### [Entries shown]

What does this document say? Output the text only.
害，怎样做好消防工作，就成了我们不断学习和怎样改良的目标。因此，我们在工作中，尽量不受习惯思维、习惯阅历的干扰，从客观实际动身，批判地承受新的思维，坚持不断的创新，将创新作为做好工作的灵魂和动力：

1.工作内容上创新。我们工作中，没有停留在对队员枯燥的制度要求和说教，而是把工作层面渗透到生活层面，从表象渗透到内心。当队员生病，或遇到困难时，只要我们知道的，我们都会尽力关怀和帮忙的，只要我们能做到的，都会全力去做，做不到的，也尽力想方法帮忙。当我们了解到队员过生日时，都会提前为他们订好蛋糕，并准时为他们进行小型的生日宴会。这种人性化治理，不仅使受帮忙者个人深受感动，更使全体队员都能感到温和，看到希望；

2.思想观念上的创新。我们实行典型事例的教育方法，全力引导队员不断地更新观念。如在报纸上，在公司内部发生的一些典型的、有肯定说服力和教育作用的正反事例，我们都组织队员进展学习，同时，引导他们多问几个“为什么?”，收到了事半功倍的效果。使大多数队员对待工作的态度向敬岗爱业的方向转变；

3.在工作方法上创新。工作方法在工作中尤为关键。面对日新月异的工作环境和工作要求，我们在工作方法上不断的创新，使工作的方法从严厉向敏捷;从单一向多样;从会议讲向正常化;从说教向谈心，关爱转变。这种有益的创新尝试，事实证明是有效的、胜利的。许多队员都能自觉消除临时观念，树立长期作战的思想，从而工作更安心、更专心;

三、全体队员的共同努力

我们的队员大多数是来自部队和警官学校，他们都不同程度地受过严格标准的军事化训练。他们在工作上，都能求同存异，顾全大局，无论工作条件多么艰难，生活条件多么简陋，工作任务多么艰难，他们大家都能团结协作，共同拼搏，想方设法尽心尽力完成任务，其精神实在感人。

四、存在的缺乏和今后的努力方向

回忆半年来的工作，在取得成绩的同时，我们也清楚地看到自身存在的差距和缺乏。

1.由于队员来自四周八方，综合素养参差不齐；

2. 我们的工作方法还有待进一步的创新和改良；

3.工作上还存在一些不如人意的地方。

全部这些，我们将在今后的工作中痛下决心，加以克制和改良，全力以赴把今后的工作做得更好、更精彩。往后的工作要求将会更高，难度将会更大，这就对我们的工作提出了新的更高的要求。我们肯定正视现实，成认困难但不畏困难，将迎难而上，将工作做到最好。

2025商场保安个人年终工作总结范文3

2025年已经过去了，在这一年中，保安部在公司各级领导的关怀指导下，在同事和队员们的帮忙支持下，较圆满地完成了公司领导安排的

### [Instruction]
Each line of the listing should be copied exactly.

### [The output]
What does this document say? Output the text only.
害，怎样做好消防工作，就成了我们不断学习和怎样改良的目标。因此，我们在工作中，尽量不受习惯思维、习惯阅历的干扰，从客观实际动身，批判地承受新的思维，坚持不断的创新，将创新作为做好工作的灵魂和动力：

1.工作内容上创新。我们工作中，没有停留在对队员枯燥的制度要求和说教，而是把工作层面渗透到生活层面，从表象渗透到内心。当队员生病，或遇到困难时，只要我们知道的，我们都会尽力关怀和帮忙的，只要我们能做到的，都会全力去做，做不到的，也尽力想方法帮忙。当我们了解到队员过生日时，都会提前为他们订好蛋糕，并准时为他们进行小型的生日宴会。这种人性化治理，不仅使受帮忙者个人深受感动，更使全体队员都能感到温和，看到希望；

2.思想观念上的创新。我们实行典型事例的教育方法，全力引导队员不断地更新观念。如在报纸上，在公司内部发生的一些典型的、有肯定说服力和教育作用的正反事例，我们都组织队员进展学习，同时，引导他们多问几个“为什么?”，收到了事半功倍的效果。使大多数队员对待工作的态度向敬岗爱业的方向转变；

3.在工作方法上创新。工作方法在工作中尤为关键。面对日新月异的工作环境和工作要求，我们在工作方法上不断的创新，使工作的方法从严厉向敏捷;从单一向多样;从会议讲向正常化;从说教向谈心，关爱转变。这种有益的创新尝试，事实证明是有效的、胜利的。许多队员都能自觉消除临时观念，树立长期作战的思想，从而工作更安心、更专心;

三、全体队员的共同努力

我们的队员大多数是来自部队和警官学校，他们都不同程度地受过严格标准的军事化训练。他们在工作上，都能求同存异，顾全大局，无论工作条件多么艰难，生活条件多么简陋，工作任务多么艰难，他们大家都能团结协作，共同拼搏，想方设法尽心尽力完成任务，其精神实在感人。

四、存在的缺乏和今后的努力方向

回忆半年来的工作，在取得成绩的同时，我们也清楚地看到自身存在的差距和缺乏。

1.由于队员来自四周八方，综合素养参差不齐；

2. 我们的工作方法还有待进一步的创新和改良；

3.工作上还存在一些不如人意的地方。

全部这些，我们将在今后的工作中痛下决心，加以克制和改良，全力以赴把今后的工作做得更好、更精彩。往后的工作要求将会更高，难度将会更大，这就对我们的工作提出了新的更高的要求。我们肯定正视现实，成认困难但不畏困难，将迎难而上，将工作做到最好。

2025商场保安个人年终工作总结范文3

2025年已经过去了，在这一年中，保安部在公司各级领导的关怀指导下，在同事和队员们的帮忙支持下，较圆满地完成了公司领导安排的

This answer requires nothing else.